====== PASSAGE PROVIDED

What music do You play?

 

What Music do You play?

 

Death of a loved one is a difficult and stressful time for families; there seems so much to arrange on top of the emotional turmoil of losing a loved one. 

A funeral is a time of loss but also a time to commemorate life and music can and does play a vital role within the service to expression feelings, to enunciate emotions, prompt memories and to offer messages of hope and eternal love.  For centuries music has formed a very important part of rituals and ceremonies and by using music in a meaningful manner can assist family and friends with the grieving and mourning process.

 

Once you have spoken to your Funeral Celebrant and developed the Order of Service, what poems, verses or prayers you have selected to achieve the mood you wish for then consider the music.  What music do you feel will reflect the life of your loved one, what will honour them and commemorate their life in a fitting way. 

 

The music chosen is a very personal choice; you may wish to play a song loved by the deceased person, or a song that will bring hope or offer inspiration to the mourners, a song that will lighten the mood and bring smiles to all.  Music can be a selected that will remind family and friends of time spent with the departed, or because they will evoke memories of happy times spent together or because the deceased just ‘loved that song.’ As I wrote earlier: a very personal choice.

============
====== GIVEN DATA

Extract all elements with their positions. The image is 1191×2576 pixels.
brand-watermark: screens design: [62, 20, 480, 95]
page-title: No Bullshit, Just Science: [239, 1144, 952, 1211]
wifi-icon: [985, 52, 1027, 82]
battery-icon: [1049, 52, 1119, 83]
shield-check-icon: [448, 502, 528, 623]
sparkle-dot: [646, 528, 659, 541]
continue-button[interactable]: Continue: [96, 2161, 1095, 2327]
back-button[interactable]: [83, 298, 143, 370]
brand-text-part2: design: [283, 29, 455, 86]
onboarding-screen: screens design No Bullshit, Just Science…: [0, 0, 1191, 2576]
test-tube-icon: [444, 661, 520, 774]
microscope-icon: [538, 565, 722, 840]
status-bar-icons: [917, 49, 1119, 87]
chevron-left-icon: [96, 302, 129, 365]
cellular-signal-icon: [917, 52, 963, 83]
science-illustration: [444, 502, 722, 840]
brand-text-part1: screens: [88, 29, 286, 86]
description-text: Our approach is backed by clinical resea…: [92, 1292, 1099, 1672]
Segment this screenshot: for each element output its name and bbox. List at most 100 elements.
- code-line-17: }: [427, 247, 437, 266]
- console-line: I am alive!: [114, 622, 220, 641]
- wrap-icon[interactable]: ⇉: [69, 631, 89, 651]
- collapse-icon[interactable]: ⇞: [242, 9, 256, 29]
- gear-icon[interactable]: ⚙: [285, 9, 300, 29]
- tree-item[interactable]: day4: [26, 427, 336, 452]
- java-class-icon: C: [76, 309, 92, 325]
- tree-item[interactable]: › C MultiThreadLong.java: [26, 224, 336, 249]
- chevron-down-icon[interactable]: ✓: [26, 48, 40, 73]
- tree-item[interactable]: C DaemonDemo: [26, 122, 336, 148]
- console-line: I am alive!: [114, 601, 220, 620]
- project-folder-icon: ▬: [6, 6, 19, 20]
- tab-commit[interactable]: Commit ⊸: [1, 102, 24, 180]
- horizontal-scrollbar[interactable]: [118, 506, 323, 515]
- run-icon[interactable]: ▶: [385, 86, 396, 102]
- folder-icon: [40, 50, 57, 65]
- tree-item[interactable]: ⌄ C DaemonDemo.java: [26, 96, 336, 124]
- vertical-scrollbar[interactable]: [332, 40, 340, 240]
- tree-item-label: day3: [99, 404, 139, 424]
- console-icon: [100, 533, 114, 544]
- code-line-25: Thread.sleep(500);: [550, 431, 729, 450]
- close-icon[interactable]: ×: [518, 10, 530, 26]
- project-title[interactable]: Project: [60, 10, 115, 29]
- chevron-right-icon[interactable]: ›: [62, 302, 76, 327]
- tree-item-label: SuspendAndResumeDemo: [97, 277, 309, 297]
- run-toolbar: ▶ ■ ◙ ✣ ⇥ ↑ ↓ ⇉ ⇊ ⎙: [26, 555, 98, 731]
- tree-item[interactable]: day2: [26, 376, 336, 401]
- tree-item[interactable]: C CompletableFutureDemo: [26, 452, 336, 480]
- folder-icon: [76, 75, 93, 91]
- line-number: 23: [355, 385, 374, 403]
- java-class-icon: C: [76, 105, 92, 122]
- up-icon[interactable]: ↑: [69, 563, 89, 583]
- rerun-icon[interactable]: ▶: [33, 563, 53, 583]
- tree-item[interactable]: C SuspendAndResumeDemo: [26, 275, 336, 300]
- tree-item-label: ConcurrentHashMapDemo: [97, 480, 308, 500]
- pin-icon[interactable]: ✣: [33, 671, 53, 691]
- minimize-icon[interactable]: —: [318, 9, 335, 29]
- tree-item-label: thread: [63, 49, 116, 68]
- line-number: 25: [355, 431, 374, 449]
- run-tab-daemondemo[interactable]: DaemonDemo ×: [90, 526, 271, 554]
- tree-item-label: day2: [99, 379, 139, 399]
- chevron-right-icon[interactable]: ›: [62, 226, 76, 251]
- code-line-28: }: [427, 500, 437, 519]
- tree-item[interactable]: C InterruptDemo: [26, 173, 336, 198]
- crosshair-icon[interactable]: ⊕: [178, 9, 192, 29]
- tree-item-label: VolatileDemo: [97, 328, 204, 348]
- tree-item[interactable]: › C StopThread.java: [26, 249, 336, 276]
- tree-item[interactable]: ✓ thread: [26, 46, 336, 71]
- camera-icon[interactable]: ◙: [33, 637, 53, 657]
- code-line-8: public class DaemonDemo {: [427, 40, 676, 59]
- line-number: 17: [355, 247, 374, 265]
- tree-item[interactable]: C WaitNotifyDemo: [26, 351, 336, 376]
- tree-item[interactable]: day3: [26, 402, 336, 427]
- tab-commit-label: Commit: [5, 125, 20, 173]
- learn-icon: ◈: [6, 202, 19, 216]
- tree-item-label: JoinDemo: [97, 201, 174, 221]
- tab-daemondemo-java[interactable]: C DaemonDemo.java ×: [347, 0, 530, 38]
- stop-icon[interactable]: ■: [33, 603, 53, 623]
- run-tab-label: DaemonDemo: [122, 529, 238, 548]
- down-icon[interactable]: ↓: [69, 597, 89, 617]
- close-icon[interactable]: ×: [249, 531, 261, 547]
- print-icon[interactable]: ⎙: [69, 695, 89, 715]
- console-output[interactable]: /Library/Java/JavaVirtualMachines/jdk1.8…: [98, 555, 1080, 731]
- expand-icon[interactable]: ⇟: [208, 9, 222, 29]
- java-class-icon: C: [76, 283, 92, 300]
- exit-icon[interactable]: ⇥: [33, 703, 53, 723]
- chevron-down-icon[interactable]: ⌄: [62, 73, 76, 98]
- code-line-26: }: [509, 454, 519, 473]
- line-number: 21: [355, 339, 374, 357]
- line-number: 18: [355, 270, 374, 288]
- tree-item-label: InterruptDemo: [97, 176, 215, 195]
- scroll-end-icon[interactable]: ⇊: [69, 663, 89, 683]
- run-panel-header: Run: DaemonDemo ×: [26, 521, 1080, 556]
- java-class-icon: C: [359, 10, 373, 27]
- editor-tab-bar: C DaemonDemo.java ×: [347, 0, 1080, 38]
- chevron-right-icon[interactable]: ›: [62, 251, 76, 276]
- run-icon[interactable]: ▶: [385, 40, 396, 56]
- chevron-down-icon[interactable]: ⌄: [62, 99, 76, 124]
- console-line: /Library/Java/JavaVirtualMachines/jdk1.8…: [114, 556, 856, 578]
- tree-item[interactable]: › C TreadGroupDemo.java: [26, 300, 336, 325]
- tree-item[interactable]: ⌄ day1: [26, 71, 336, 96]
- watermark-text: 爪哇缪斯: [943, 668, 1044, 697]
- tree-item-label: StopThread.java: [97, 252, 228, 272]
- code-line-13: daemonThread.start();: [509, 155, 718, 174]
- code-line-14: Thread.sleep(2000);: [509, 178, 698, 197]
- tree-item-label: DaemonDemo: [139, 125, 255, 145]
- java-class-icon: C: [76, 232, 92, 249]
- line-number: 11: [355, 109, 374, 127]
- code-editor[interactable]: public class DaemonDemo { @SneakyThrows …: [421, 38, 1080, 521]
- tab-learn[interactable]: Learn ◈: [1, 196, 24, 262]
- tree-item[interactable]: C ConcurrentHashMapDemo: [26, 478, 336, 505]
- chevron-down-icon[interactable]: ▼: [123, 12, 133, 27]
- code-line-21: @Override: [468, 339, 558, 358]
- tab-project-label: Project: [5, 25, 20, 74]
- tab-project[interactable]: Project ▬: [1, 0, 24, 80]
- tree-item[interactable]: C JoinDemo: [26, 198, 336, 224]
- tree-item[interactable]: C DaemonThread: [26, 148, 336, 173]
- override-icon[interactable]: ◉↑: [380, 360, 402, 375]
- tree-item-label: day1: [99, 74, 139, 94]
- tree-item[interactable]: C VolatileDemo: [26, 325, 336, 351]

============

**SET EXERCISE:**
For each statement, answer yes or no on whether it agrees with the text on funeral music, and quote the text's exact words that decide it. (a) Music has been part of rituals and ceremonies for centuries. (b) The music should be chosen before meeting with the Funeral Celebrant. (c) Only solemn songs should be played at a funeral.

**THE REPLY:**
(a) Yes: "For centuries music has formed a very important part of rituals and ceremonies"
(b) No: "Once you have spoken to your Funeral Celebrant and developed the Order of Service, what poems, verses or prayers you have selected to achieve the mood you wish for then consider the music."
(c) No: "a song that will lighten the mood and bring smiles to all."